__THE EXERCISE__. Write out all lines holding the word "milieu".
====
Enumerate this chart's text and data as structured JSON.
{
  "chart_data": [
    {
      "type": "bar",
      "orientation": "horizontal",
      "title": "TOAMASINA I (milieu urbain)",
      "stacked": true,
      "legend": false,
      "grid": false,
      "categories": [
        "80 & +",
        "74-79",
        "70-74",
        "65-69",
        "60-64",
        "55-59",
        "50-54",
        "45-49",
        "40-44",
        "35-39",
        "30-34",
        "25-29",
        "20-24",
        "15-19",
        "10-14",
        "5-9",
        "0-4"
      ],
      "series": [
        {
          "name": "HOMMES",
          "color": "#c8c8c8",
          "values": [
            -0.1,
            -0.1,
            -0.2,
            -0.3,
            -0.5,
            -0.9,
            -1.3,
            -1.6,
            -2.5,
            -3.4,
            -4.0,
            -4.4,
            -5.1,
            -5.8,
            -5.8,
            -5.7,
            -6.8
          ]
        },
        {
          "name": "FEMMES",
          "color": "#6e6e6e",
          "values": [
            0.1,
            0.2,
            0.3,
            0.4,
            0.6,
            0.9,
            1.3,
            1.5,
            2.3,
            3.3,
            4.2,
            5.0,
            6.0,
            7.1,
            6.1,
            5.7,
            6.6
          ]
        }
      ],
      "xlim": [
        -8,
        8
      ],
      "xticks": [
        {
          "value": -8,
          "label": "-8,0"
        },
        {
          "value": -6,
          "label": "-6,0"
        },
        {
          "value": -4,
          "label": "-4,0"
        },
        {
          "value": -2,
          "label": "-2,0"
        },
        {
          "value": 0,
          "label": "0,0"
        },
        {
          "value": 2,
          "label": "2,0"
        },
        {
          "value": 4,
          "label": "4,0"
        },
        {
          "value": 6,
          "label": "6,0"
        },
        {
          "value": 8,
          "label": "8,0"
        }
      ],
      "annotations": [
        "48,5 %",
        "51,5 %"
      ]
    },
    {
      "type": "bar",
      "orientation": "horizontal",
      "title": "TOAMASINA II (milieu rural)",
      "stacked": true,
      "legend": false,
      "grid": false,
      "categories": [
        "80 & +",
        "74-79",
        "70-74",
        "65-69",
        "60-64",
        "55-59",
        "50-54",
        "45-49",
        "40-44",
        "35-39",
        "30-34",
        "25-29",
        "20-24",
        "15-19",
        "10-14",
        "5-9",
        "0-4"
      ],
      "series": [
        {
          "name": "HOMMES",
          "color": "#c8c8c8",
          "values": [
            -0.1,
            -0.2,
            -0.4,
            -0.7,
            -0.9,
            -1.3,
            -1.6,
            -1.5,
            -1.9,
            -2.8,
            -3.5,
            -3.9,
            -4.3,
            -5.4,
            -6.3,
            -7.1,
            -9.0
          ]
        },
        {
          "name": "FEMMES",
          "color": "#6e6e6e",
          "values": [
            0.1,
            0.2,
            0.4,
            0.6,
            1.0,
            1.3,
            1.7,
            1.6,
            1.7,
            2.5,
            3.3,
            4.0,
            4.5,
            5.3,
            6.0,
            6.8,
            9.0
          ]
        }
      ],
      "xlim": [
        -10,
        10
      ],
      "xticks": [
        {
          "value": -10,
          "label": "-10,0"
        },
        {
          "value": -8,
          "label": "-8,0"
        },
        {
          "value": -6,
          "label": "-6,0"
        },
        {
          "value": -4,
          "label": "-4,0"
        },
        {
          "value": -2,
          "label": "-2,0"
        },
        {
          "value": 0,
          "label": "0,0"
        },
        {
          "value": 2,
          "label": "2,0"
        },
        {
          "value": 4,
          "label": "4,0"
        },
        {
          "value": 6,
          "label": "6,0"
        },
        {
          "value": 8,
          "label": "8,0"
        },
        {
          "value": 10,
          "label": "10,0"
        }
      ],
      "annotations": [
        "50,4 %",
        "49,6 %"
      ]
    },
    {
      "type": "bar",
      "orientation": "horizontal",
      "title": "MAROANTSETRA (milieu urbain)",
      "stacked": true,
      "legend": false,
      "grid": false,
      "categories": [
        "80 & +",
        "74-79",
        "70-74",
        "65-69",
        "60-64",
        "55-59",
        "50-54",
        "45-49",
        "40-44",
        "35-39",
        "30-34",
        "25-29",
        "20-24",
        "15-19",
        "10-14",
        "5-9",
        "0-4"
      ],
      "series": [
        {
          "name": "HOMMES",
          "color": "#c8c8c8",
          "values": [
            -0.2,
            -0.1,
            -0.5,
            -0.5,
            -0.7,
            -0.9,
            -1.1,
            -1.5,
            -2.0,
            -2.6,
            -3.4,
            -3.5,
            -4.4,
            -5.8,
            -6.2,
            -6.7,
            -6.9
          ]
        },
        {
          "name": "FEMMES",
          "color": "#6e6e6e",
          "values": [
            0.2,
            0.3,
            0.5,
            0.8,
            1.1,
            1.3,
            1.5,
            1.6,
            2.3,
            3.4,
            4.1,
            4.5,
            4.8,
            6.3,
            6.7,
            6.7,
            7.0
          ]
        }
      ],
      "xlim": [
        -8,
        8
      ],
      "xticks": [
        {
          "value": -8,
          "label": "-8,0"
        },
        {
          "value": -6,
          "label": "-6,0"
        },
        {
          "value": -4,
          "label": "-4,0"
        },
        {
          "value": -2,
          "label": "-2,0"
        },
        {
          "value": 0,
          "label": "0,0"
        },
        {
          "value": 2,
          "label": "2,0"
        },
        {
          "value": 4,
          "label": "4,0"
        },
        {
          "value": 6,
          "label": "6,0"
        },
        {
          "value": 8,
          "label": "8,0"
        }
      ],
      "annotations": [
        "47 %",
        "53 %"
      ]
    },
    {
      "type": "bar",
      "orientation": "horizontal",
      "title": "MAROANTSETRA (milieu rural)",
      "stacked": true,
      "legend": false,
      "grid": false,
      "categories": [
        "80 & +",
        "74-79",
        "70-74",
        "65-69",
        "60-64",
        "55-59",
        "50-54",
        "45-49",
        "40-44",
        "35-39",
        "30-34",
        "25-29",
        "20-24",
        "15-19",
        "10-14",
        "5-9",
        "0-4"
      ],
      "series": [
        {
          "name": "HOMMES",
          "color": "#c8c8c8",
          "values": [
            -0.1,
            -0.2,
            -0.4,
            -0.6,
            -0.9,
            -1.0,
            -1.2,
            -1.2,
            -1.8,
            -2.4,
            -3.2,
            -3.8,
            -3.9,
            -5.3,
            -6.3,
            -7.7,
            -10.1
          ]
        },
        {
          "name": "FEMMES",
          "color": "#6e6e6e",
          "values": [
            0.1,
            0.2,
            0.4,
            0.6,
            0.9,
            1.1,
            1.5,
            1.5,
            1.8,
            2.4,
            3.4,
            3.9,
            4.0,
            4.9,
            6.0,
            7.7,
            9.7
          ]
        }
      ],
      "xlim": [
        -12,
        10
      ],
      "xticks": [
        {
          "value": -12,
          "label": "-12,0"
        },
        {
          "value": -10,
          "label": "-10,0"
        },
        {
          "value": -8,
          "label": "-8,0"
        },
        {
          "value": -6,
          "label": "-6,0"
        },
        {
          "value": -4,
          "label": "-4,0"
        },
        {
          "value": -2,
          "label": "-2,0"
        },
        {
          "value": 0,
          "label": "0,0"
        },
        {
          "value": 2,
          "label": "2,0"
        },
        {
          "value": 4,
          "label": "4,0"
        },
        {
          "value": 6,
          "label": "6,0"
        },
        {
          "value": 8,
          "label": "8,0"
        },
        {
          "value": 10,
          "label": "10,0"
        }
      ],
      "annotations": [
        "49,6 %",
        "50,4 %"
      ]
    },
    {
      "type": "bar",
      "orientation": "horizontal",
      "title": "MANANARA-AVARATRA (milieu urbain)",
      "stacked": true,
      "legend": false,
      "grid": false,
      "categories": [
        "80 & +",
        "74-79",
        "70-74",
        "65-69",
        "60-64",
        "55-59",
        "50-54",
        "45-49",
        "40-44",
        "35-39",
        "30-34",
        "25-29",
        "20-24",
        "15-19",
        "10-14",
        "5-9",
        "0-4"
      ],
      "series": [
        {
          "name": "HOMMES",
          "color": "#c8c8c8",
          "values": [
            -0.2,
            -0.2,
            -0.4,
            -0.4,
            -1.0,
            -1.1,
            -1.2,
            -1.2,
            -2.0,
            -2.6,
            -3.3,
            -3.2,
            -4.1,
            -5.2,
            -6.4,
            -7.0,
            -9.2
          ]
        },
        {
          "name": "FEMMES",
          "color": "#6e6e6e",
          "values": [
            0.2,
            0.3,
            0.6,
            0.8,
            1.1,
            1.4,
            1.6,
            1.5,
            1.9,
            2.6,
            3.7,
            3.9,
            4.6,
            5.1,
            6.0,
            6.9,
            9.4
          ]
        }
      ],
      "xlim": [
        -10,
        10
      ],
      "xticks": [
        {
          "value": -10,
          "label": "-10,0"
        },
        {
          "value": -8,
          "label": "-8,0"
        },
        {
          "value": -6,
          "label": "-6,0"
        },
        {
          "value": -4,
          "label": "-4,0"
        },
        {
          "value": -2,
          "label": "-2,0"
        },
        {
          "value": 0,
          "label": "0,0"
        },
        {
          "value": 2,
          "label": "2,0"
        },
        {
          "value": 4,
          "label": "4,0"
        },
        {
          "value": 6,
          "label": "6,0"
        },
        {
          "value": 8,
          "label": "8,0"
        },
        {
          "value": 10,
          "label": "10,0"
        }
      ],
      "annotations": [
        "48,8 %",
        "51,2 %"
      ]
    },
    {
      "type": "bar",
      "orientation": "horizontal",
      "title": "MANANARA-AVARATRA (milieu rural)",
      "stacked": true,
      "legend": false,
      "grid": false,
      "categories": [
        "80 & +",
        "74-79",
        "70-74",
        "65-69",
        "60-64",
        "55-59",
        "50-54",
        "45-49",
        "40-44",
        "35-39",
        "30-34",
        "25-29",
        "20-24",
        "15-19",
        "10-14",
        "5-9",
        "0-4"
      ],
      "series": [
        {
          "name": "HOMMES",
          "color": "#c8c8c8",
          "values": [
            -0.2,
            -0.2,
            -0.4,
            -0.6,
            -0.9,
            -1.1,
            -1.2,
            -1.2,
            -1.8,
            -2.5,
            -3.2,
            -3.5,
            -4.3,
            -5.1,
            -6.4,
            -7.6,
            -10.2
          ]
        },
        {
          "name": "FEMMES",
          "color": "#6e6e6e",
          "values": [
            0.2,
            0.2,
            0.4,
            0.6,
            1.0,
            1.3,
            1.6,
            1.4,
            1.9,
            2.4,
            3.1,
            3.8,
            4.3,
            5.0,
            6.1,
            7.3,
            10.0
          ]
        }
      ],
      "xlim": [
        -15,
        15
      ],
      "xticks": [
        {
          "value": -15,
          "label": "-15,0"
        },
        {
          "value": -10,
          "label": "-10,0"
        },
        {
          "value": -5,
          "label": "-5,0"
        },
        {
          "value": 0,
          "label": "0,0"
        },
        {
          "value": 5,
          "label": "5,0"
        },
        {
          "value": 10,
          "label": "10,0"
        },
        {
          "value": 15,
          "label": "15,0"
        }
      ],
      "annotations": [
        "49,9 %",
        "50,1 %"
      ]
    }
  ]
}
====
__REPLY TO THE TASK__.
      "title": "TOAMASINA I (milieu urbain)",
      "title": "TOAMASINA II (milieu rural)",
      "title": "MAROANTSETRA (milieu urbain)",
      "title": "MAROANTSETRA (milieu rural)",
      "title": "MANANARA-AVARATRA (milieu urbain)",
      "title": "MANANARA-AVARATRA (milieu rural)",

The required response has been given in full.